*** SELECTED PASSAGE ***

This reply has been deleted

Message withdrawn at poster's request.

Isleepinahedgefund · 16/01/2019 07:41

Interesting that you say she is “not the woman she was brought up to be”. Reminds me of the “but we took you to stately homes!” thread for people who have toxic parents and seemingly lovely upbringings. Your poor sister is constantly disappointing everyone by not being what she “should” be. I’d bet one of my arms what whatever she did/does want to be, it’s not what she is now and it wasn’t what you lot think she should have been.

Your priority is the children though - yours and hers. I think there is a point where you need to wash your hands of the adults (and your sister sounds well past that point) but you do need to do something to try and safeguard the children. Don’t hesitate to report to SS, those little kids are seeing too much and will already be damaged by it.

BlimeyCalmDown · 16/01/2019 07:57

Definitely call social care, you have a duty of care to protect these children. They need you to be a protective factor and if the worst cam to the worst they would always look at family to care for them rather than take them into care.

UniversalAunt · 16/01/2019 08:05

Some very sensible comments above.

‘If she feeds and clothes the children, they have a roof over their heads, a bed to sleep in and attend school Social Services will not do anything. They will be a long way off meeting threshold.’

This is particularly pertinent

Your sister’s mental health problems sound serious.
But it sounds like she is a ‘good enough’ parent.

I suggest two things you can easily do.

  1. Write a brief letter to the Director of the local child protection services introducing you and your mother as close family who want to help and support your sister and your nieces. This gets your contact details as close familyon the books and given to the relevant team. It is important that you offer support rather than criticism as you are looking for a better outcome, non?

Should your sister’s family situation change and the case cross the thread hold of active SS intervention, you are more likely to be invited to join relevant meetings.

  1. Consult a local family law specialist so that you and your mother can be advised on what can & cannot be done within current family law. This will bring you up to speed on how the child protection system works and set your expectations, e.g the younger children are more likely to go to the care of the father unless there is evidence of specific risk factors in place. With a cold splash of reality and knowing that certain scenarios you imagine are very unlikely, you may find it easier to offer your sister more relevant support &/or accept how much can be done to help her, and this applies even more so to the adult and younger children.

***

§ **BRIEF**
Carry on the forum thread about worries over a sister and her children, picking up right after its last sentence. The material that comes next is from a different source.

*** LISTED RECORDS ***

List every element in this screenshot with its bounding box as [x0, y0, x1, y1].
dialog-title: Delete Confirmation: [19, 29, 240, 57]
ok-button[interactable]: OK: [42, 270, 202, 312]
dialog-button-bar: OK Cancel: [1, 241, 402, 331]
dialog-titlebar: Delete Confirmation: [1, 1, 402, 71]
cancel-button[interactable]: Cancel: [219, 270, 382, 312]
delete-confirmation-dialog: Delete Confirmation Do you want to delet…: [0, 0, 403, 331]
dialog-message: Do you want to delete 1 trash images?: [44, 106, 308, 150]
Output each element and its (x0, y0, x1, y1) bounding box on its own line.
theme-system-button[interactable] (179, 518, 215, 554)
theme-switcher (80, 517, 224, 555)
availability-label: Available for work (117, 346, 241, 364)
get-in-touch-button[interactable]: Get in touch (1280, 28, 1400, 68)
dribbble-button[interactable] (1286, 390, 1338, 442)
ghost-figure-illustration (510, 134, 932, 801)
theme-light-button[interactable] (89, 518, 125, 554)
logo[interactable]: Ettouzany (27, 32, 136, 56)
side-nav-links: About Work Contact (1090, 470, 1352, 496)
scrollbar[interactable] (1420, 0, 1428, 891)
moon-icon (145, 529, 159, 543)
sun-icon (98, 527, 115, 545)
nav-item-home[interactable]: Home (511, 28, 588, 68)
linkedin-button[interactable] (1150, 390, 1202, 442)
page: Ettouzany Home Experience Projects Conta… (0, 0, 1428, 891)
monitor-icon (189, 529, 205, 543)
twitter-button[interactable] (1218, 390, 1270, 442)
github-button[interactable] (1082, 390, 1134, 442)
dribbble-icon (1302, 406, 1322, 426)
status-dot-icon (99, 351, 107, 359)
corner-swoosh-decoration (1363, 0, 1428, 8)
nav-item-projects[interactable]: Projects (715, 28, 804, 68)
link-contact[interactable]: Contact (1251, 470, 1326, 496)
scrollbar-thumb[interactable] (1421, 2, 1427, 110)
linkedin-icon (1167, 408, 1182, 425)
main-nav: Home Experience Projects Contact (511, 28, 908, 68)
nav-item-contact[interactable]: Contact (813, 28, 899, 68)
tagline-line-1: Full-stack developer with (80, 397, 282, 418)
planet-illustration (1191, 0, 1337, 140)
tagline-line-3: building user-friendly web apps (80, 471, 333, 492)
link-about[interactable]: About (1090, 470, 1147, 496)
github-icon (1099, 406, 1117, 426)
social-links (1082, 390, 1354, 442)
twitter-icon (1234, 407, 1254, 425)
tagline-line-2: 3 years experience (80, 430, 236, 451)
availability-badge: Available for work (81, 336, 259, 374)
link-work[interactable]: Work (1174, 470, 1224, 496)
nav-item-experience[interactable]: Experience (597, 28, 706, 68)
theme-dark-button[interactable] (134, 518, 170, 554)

***

§ **ANSWER**
Tread carefully and wisely, as no matter how grim the circumstances or your disappointment in your sister, this is a family who love each other.

That said, the situation must be very upsetting and frustrating for you.

SweetNorthernRose · 16/01/2019 08:09

I notice the support you refer to from you and your dm seems to focus on financial. What about emotional support, getting to the bottom of why your sister has chosen this path? You don't seem to mention any of the non-financial support you have given...i can't help thinking that might be part of the problem particularly given things like your need to mention on your socio-economic status, private education etc growing up?

Smotheroffive · 16/01/2019 15:35

Omg I sleep in sheets fund yes, I was literally abut to post 'does anyone else think this smacks of the stately homers!'. It so does. OP gives completely irrelevant info.

The fact is, its very likely an abusive relationship (or more) , has brought about this woman's downfall.

Are WA and other support services involved in her life, its all very quiet on certain fronts?

Smotheroffive · 16/01/2019 15:37

Isleepinahedgefund was what I'd typed the first time around! Are all OS this rubbish, there is so much of it around all over the internet and in business!

Smotheroffive · 16/01/2019 15:41

Also, get in touch with ^Family Rights Group', and coram.

If yo can't do the support yourselves, and dv fallout is beyond a lot to manage (no judgement in that) you can do practical stuff like getting help and helping the DC.